▶ **SET EXERCISE**
Search the data for the string "ngày" and extract every line where it appears.

▶ **THE DATA**
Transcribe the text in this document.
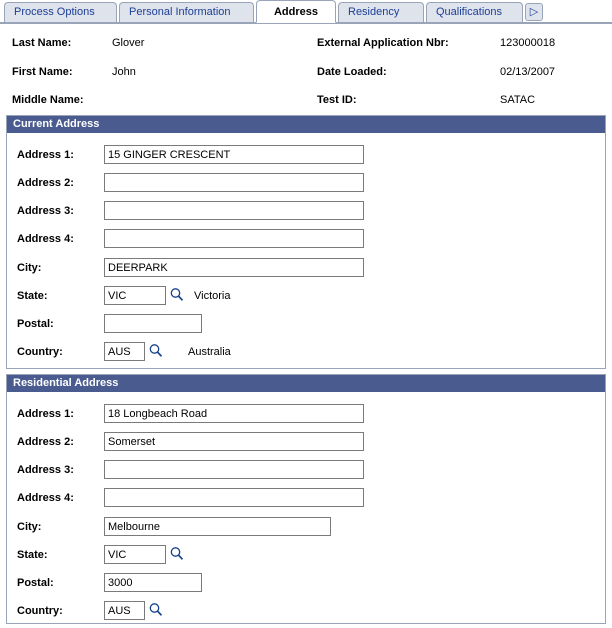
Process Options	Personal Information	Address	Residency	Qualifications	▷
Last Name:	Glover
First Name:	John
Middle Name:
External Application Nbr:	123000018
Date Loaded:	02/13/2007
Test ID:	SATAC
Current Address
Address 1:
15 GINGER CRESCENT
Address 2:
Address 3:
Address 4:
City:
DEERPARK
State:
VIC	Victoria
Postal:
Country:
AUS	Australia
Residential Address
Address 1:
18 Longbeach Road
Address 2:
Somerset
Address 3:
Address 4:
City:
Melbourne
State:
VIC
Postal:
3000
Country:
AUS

--

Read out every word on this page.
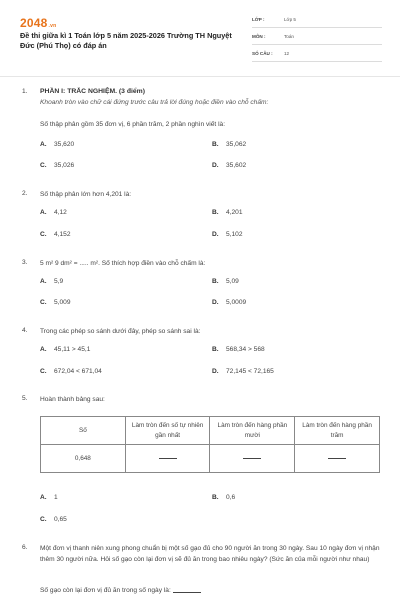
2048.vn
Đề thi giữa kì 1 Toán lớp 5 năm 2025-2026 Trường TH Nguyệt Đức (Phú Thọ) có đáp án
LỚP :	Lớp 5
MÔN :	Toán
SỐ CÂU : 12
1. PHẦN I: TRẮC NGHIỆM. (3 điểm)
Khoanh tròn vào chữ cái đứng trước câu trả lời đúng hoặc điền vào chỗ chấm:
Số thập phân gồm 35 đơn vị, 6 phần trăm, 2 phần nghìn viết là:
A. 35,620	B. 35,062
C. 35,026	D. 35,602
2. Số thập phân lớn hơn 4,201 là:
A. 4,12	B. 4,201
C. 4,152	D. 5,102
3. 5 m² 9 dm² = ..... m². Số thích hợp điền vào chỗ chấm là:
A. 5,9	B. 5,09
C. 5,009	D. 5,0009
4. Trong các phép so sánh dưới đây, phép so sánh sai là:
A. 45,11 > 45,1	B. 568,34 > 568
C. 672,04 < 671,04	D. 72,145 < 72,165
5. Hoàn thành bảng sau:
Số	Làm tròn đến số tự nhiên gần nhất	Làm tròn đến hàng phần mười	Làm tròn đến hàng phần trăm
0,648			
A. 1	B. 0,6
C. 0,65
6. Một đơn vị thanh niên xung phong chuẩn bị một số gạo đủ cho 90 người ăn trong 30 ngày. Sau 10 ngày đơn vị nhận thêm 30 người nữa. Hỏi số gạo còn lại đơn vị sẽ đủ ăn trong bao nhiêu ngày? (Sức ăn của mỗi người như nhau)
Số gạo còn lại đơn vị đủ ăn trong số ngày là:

▶ **EXERCISE RESULT**
6. Một đơn vị thanh niên xung phong chuẩn bị một số gạo đủ cho 90 người ăn trong 30 ngày. Sau 10 ngày đơn vị nhận thêm 30 người nữa. Hỏi số gạo còn lại đơn vị sẽ đủ ăn trong bao nhiêu ngày? (Sức ăn của mỗi người như nhau)
Số gạo còn lại đơn vị đủ ăn trong số ngày là:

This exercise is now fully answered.